[Stored entries]
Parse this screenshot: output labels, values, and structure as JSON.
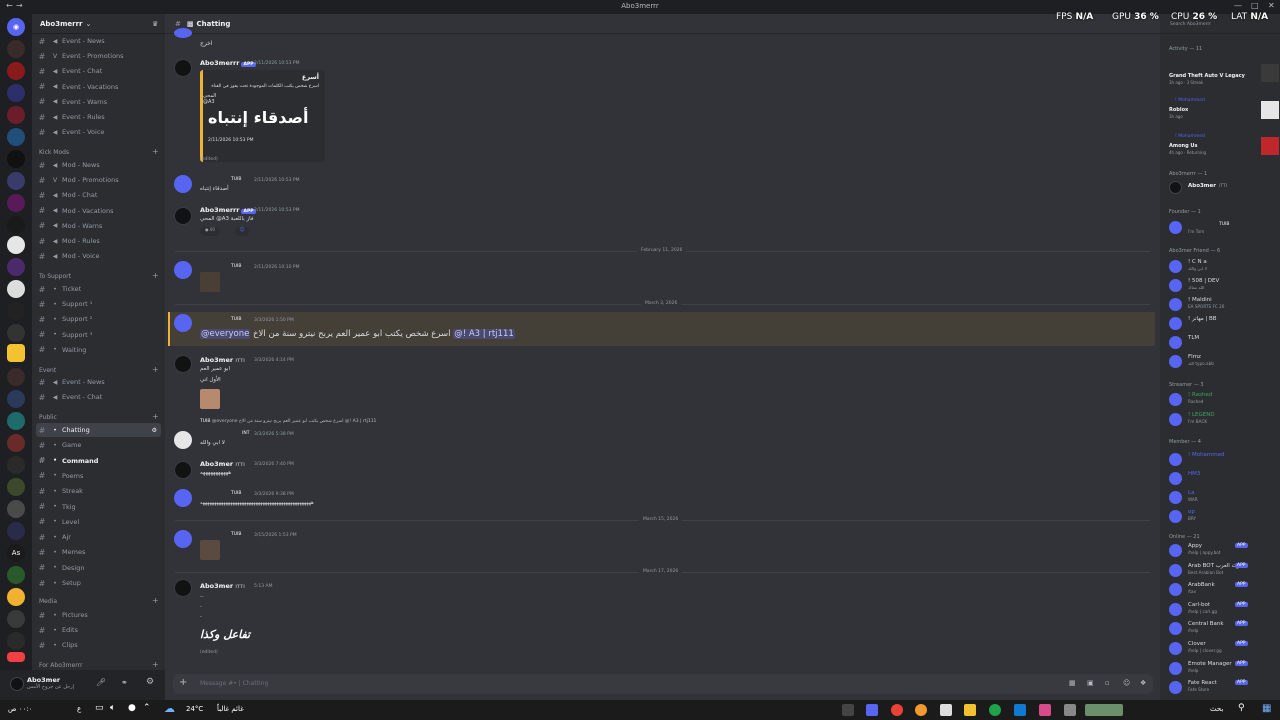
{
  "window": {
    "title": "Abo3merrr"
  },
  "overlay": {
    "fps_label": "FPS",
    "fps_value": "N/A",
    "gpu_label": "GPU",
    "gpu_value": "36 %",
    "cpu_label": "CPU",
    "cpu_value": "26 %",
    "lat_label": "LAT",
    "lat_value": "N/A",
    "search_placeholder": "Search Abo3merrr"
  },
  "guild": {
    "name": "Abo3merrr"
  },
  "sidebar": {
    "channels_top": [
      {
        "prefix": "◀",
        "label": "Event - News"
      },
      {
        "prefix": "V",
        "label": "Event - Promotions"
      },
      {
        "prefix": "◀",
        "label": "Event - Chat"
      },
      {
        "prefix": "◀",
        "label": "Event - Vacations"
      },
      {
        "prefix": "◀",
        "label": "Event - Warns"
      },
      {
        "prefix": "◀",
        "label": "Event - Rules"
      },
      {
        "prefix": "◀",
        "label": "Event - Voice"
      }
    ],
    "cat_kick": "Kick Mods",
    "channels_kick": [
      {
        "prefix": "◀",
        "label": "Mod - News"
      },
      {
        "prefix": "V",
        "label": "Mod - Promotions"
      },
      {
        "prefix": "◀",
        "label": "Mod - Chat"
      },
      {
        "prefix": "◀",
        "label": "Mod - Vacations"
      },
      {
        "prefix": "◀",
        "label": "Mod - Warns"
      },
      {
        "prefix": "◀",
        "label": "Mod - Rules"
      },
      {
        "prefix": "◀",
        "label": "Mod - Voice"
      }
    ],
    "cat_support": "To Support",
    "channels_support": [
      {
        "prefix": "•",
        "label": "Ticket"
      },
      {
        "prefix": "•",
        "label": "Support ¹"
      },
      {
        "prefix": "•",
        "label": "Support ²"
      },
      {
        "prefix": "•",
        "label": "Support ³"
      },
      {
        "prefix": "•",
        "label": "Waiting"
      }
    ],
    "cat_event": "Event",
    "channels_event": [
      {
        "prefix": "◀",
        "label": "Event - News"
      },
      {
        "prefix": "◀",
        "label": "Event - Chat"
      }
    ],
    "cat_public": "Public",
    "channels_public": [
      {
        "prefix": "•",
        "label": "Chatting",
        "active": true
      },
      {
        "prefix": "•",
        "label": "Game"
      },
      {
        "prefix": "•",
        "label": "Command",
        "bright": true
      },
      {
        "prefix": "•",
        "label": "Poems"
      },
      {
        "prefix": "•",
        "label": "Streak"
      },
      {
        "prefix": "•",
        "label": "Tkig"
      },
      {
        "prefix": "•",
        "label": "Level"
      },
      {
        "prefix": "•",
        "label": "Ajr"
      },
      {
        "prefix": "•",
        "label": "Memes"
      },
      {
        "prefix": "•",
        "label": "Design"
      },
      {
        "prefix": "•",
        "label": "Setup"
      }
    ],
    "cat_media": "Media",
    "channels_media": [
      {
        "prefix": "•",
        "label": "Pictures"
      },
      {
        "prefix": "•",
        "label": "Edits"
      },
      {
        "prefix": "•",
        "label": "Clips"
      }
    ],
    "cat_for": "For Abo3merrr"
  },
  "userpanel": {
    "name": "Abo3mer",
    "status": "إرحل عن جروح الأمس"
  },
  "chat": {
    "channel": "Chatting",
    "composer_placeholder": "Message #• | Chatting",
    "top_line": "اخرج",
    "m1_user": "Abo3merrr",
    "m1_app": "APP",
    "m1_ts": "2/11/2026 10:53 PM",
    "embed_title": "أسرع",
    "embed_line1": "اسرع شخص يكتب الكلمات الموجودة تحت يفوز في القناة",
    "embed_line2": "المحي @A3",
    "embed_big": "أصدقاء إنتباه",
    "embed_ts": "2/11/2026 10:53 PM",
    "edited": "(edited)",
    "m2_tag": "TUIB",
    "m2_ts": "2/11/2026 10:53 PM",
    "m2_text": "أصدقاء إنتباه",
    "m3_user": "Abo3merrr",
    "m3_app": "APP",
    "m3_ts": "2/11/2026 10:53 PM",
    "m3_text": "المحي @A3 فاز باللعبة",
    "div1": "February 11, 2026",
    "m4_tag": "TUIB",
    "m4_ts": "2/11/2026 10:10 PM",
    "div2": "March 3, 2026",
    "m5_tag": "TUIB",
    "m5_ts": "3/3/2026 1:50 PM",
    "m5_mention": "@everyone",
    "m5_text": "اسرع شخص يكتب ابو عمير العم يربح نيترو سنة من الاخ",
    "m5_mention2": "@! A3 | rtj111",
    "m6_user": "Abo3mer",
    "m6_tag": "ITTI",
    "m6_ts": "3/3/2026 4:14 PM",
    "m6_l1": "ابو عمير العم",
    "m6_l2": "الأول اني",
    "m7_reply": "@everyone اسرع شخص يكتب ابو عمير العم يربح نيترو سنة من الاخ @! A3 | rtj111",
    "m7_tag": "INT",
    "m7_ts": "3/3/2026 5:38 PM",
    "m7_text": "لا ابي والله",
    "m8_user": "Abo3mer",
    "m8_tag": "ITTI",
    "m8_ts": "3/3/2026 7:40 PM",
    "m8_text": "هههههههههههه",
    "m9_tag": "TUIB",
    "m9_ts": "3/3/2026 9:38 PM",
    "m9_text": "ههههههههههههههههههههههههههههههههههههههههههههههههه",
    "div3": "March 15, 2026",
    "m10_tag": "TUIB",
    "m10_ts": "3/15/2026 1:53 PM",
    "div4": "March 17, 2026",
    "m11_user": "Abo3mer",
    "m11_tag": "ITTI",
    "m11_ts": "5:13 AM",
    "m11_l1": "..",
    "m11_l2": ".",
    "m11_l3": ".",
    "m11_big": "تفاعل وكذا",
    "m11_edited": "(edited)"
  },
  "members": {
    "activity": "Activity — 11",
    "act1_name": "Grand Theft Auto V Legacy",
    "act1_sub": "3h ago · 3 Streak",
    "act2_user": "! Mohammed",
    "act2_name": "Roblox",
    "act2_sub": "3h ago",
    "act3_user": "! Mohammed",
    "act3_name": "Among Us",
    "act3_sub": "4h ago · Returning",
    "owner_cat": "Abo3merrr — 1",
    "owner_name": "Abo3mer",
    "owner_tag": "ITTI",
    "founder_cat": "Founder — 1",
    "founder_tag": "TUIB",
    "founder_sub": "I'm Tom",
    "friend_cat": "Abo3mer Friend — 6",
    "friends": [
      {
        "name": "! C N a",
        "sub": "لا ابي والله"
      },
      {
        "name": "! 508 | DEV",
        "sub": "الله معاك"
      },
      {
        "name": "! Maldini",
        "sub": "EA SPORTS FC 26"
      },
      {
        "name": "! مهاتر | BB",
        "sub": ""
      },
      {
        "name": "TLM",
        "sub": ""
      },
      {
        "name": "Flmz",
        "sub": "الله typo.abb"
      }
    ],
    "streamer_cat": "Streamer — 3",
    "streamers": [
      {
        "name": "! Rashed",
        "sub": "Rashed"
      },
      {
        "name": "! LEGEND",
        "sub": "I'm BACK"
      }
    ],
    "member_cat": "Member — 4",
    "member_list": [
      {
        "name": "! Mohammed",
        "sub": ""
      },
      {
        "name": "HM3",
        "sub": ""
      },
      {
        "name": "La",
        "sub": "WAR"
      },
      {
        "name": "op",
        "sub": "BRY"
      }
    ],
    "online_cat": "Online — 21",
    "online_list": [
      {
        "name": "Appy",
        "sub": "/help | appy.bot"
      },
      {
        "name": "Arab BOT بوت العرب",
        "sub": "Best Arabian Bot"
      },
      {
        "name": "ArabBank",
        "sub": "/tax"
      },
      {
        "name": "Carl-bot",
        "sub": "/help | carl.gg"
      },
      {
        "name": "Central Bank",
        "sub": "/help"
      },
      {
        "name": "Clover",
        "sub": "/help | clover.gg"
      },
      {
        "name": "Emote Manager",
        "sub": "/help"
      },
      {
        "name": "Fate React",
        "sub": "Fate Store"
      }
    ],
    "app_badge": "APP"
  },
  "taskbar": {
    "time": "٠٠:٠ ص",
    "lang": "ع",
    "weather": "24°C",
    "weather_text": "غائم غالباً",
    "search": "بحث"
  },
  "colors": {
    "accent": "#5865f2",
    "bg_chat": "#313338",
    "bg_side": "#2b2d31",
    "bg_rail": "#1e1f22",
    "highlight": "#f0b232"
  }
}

REQUIREMENTS
Show every line from the listing above in which the string "March" appears.

EXERCISE RESPONSE
    "div2": "March 3, 2026",
    "div3": "March 15, 2026",
    "div4": "March 17, 2026",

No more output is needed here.